WHAT THE EXERCISE ASKS —
Write out every record below exactly as it appears.

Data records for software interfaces
━━━

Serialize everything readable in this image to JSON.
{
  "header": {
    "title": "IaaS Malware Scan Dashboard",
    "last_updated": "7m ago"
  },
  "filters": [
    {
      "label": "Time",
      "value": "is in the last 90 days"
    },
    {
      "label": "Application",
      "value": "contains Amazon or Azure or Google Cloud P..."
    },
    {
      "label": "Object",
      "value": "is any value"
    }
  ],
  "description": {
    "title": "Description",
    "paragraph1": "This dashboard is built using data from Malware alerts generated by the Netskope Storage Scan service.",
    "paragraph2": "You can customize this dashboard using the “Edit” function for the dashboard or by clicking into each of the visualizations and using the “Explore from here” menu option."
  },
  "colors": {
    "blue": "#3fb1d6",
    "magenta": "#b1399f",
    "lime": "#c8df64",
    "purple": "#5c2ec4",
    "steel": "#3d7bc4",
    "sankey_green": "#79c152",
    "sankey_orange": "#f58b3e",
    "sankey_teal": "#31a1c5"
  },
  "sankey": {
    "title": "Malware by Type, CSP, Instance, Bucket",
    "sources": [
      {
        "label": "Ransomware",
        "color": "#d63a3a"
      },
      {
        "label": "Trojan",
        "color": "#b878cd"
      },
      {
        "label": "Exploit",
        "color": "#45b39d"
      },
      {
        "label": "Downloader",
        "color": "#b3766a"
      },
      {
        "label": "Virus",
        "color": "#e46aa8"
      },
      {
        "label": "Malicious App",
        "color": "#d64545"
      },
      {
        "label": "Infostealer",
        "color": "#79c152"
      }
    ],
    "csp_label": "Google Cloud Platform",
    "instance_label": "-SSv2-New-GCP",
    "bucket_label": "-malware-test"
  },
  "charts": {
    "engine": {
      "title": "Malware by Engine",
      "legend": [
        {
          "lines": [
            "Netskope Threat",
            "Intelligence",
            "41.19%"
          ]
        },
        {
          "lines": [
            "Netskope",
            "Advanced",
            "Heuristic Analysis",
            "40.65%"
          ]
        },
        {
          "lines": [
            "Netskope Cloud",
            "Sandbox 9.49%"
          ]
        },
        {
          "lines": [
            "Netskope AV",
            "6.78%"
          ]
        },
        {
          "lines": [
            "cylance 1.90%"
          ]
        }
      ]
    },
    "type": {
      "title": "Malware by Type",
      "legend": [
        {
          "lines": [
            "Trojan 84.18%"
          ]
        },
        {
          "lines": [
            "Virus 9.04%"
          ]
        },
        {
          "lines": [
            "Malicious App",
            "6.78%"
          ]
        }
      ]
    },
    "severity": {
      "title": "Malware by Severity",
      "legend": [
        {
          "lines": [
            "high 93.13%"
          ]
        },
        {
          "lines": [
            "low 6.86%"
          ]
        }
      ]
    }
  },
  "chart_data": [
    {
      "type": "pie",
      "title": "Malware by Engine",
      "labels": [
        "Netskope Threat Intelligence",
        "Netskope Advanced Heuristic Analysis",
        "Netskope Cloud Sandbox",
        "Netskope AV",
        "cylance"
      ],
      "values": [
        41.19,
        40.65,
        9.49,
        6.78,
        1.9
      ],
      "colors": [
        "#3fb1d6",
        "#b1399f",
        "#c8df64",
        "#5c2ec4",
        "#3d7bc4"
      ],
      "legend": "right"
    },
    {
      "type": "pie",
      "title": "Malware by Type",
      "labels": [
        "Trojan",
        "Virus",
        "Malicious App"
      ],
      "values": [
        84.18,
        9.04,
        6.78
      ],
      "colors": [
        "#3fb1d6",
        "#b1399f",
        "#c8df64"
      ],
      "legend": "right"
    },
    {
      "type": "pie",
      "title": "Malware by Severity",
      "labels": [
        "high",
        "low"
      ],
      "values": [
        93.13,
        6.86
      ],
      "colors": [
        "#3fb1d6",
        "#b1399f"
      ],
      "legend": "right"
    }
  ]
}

━━━

EXERCISE OUTPUT —
Serialize everything readable in this image to JSON.
{
  "header": {
    "title": "IaaS Malware Scan Dashboard",
    "last_updated": "7m ago"
  },
  "filters": [
    {
      "label": "Time",
      "value": "is in the last 90 days"
    },
    {
      "label": "Application",
      "value": "contains Amazon or Azure or Google Cloud P..."
    },
    {
      "label": "Object",
      "value": "is any value"
    }
  ],
  "description": {
    "title": "Description",
    "paragraph1": "This dashboard is built using data from Malware alerts generated by the Netskope Storage Scan service.",
    "paragraph2": "You can customize this dashboard using the “Edit” function for the dashboard or by clicking into each of the visualizations and using the “Explore from here” menu option."
  },
  "colors": {
    "blue": "#3fb1d6",
    "magenta": "#b1399f",
    "lime": "#c8df64",
    "purple": "#5c2ec4",
    "steel": "#3d7bc4",
    "sankey_green": "#79c152",
    "sankey_orange": "#f58b3e",
    "sankey_teal": "#31a1c5"
  },
  "sankey": {
    "title": "Malware by Type, CSP, Instance, Bucket",
    "sources": [
      {
        "label": "Ransomware",
        "color": "#d63a3a"
      },
      {
        "label": "Trojan",
        "color": "#b878cd"
      },
      {
        "label": "Exploit",
        "color": "#45b39d"
      },
      {
        "label": "Downloader",
        "color": "#b3766a"
      },
      {
        "label": "Virus",
        "color": "#e46aa8"
      },
      {
        "label": "Malicious App",
        "color": "#d64545"
      },
      {
        "label": "Infostealer",
        "color": "#79c152"
      }
    ],
    "csp_label": "Google Cloud Platform",
    "instance_label": "-SSv2-New-GCP",
    "bucket_label": "-malware-test"
  },
  "charts": {
    "engine": {
      "title": "Malware by Engine",
      "legend": [
        {
          "lines": [
            "Netskope Threat",
            "Intelligence",
            "41.19%"
          ]
        },
        {
          "lines": [
            "Netskope",
            "Advanced",
            "Heuristic Analysis",
            "40.65%"
          ]
        },
        {
          "lines": [
            "Netskope Cloud",
            "Sandbox 9.49%"
          ]
        },
        {
          "lines": [
            "Netskope AV",
            "6.78%"
          ]
        },
        {
          "lines": [
            "cylance 1.90%"
          ]
        }
      ]
    },
    "type": {
      "title": "Malware by Type",
      "legend": [
        {
          "lines": [
            "Trojan 84.18%"
          ]
        },
        {
          "lines": [
            "Virus 9.04%"
          ]
        },
        {
          "lines": [
            "Malicious App",
            "6.78%"
          ]
        }
      ]
    },
    "severity": {
      "title": "Malware by Severity",
      "legend": [
        {
          "lines": [
            "high 93.13%"
          ]
        },
        {
          "lines": [
            "low 6.86%"
          ]
        }
      ]
    }
  },
  "chart_data": [
    {
      "type": "pie",
      "title": "Malware by Engine",
      "labels": [
        "Netskope Threat Intelligence",
        "Netskope Advanced Heuristic Analysis",
        "Netskope Cloud Sandbox",
        "Netskope AV",
        "cylance"
      ],
      "values": [
        41.19,
        40.65,
        9.49,
        6.78,
        1.9
      ],
      "colors": [
        "#3fb1d6",
        "#b1399f",
        "#c8df64",
        "#5c2ec4",
        "#3d7bc4"
      ],
      "legend": "right"
    },
    {
      "type": "pie",
      "title": "Malware by Type",
      "labels": [
        "Trojan",
        "Virus",
        "Malicious App"
      ],
      "values": [
        84.18,
        9.04,
        6.78
      ],
      "colors": [
        "#3fb1d6",
        "#b1399f",
        "#c8df64"
      ],
      "legend": "right"
    },
    {
      "type": "pie",
      "title": "Malware by Severity",
      "labels": [
        "high",
        "low"
      ],
      "values": [
        93.13,
        6.86
      ],
      "colors": [
        "#3fb1d6",
        "#b1399f"
      ],
      "legend": "right"
    }
  ]
}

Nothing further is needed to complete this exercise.